**EXERCISE TASK:** Omit all images, then return the remaining material exactly as it stands.

===============

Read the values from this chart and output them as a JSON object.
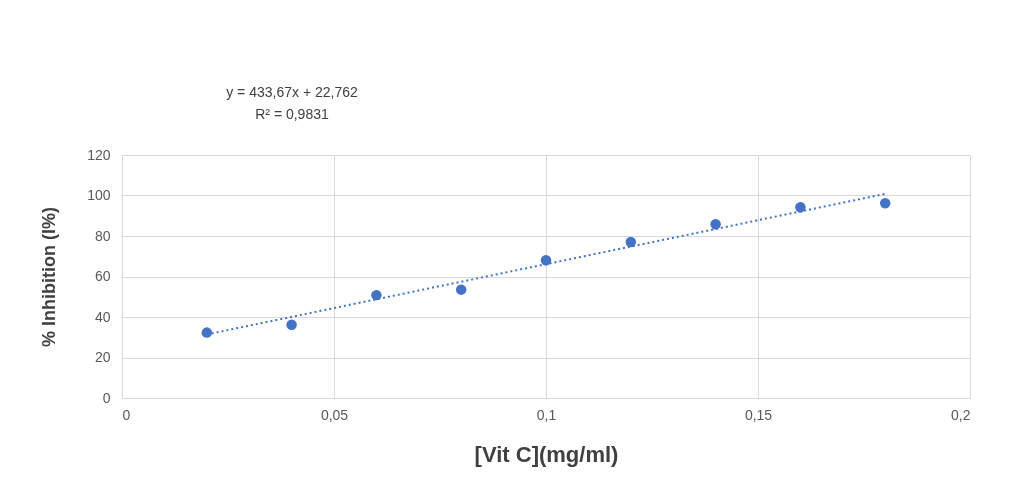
{
  "chart_data": {
    "type": "scatter",
    "xlabel": "[Vit C](mg/ml)",
    "ylabel": "% Inhibition (I%)",
    "annotations": [
      "y = 433,67x + 22,762",
      "R² = 0,9831"
    ],
    "x": [
      0.02,
      0.04,
      0.06,
      0.08,
      0.1,
      0.12,
      0.14,
      0.16,
      0.18
    ],
    "series": [
      {
        "color": "#4472c4",
        "marker": "circle",
        "values": [
          32.3,
          36.2,
          50.8,
          53.5,
          68,
          77,
          85.8,
          94.2,
          96.2
        ]
      },
      {
        "type": "line",
        "color": "#4472c4",
        "line_style": "dotted",
        "marker": "none",
        "x": [
          0.02,
          0.18
        ],
        "values": [
          31.4,
          100.8
        ]
      }
    ],
    "xlim": [
      0,
      0.2
    ],
    "xticks": [
      0,
      {
        "value": 0.05,
        "label": "0,05"
      },
      {
        "value": 0.1,
        "label": "0,1"
      },
      {
        "value": 0.15,
        "label": "0,15"
      },
      {
        "value": 0.2,
        "label": "0,2"
      }
    ],
    "ylim": [
      0,
      120
    ],
    "yticks": [
      0,
      20,
      40,
      60,
      80,
      100,
      120
    ],
    "grid": true
  }
}
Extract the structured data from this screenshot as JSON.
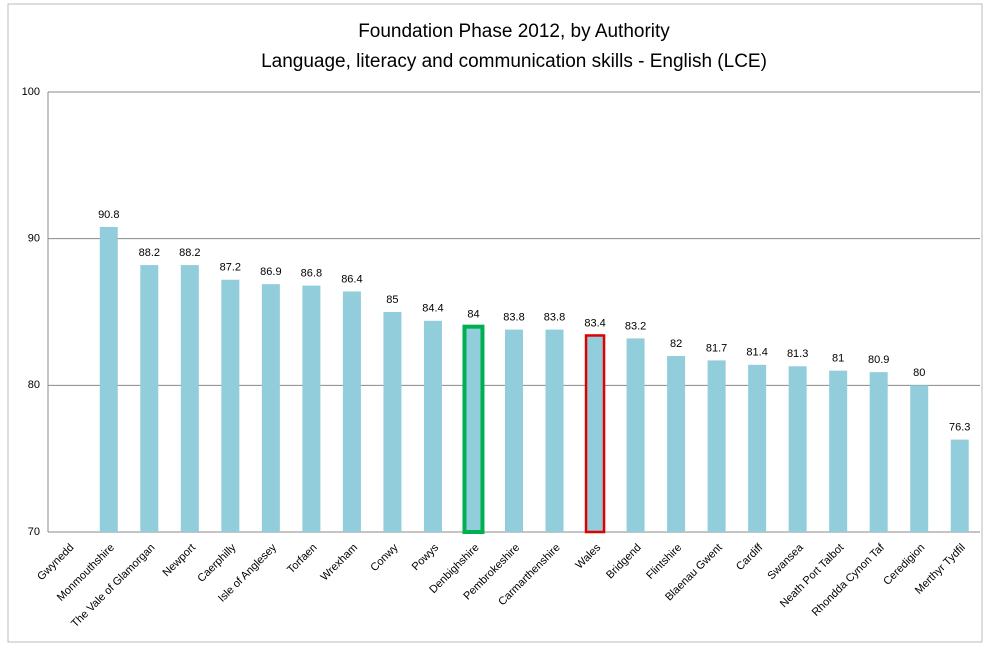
{
  "chart_data": {
    "type": "bar",
    "title": "Foundation Phase 2012, by Authority",
    "subtitle": "Language, literacy and communication skills - English (LCE)",
    "categories": [
      "Gwynedd",
      "Monmouthshire",
      "The Vale of Glamorgan",
      "Newport",
      "Caerphilly",
      "Isle of Anglesey",
      "Torfaen",
      "Wrexham",
      "Conwy",
      "Powys",
      "Denbighshire",
      "Pembrokeshire",
      "Carmarthenshire",
      "Wales",
      "Bridgend",
      "Flintshire",
      "Blaenau Gwent",
      "Cardiff",
      "Swansea",
      "Neath Port Talbot",
      "Rhondda Cynon Taf",
      "Ceredigion",
      "Merthyr Tydfil"
    ],
    "values": [
      null,
      90.8,
      88.2,
      88.2,
      87.2,
      86.9,
      86.8,
      86.4,
      85,
      84.4,
      84,
      83.8,
      83.8,
      83.4,
      83.2,
      82,
      81.7,
      81.4,
      81.3,
      81,
      80.9,
      80,
      76.3
    ],
    "color": "#92cddc",
    "outline_colors": [
      null,
      null,
      null,
      null,
      null,
      null,
      null,
      null,
      null,
      null,
      "#00b050",
      null,
      null,
      "#e00000",
      null,
      null,
      null,
      null,
      null,
      null,
      null,
      null,
      null
    ],
    "ylim": [
      70,
      100
    ],
    "yticks": [
      70,
      80,
      90,
      100
    ],
    "grid": true
  }
}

===============

**RESPONSE TO THIS TASK:**
Read the values from this chart and output them as a JSON object.
{
  "chart_data": {
    "type": "scatter",
    "xlabel": "[Vit C](mg/ml)",
    "ylabel": "% Inhibition (I%)",
    "annotations": [
      "y = 433,67x + 22,762",
      "R² = 0,9831"
    ],
    "x": [
      0.02,
      0.04,
      0.06,
      0.08,
      0.1,
      0.12,
      0.14,
      0.16,
      0.18
    ],
    "series": [
      {
        "color": "#4472c4",
        "marker": "circle",
        "values": [
          32.3,
          36.2,
          50.8,
          53.5,
          68,
          77,
          85.8,
          94.2,
          96.2
        ]
      },
      {
        "type": "line",
        "color": "#4472c4",
        "line_style": "dotted",
        "marker": "none",
        "x": [
          0.02,
          0.18
        ],
        "values": [
          31.4,
          100.8
        ]
      }
    ],
    "xlim": [
      0,
      0.2
    ],
    "xticks": [
      0,
      {
        "value": 0.05,
        "label": "0,05"
      },
      {
        "value": 0.1,
        "label": "0,1"
      },
      {
        "value": 0.15,
        "label": "0,15"
      },
      {
        "value": 0.2,
        "label": "0,2"
      }
    ],
    "ylim": [
      0,
      120
    ],
    "yticks": [
      0,
      20,
      40,
      60,
      80,
      100,
      120
    ],
    "grid": true
  }
}
Extract the structured data from this screenshot as JSON.
{
  "chart_data": {
    "type": "bar",
    "title": "Foundation Phase 2012, by Authority",
    "subtitle": "Language, literacy and communication skills - English (LCE)",
    "categories": [
      "Gwynedd",
      "Monmouthshire",
      "The Vale of Glamorgan",
      "Newport",
      "Caerphilly",
      "Isle of Anglesey",
      "Torfaen",
      "Wrexham",
      "Conwy",
      "Powys",
      "Denbighshire",
      "Pembrokeshire",
      "Carmarthenshire",
      "Wales",
      "Bridgend",
      "Flintshire",
      "Blaenau Gwent",
      "Cardiff",
      "Swansea",
      "Neath Port Talbot",
      "Rhondda Cynon Taf",
      "Ceredigion",
      "Merthyr Tydfil"
    ],
    "values": [
      null,
      90.8,
      88.2,
      88.2,
      87.2,
      86.9,
      86.8,
      86.4,
      85,
      84.4,
      84,
      83.8,
      83.8,
      83.4,
      83.2,
      82,
      81.7,
      81.4,
      81.3,
      81,
      80.9,
      80,
      76.3
    ],
    "color": "#92cddc",
    "outline_colors": [
      null,
      null,
      null,
      null,
      null,
      null,
      null,
      null,
      null,
      null,
      "#00b050",
      null,
      null,
      "#e00000",
      null,
      null,
      null,
      null,
      null,
      null,
      null,
      null,
      null
    ],
    "ylim": [
      70,
      100
    ],
    "yticks": [
      70,
      80,
      90,
      100
    ],
    "grid": true
  }
}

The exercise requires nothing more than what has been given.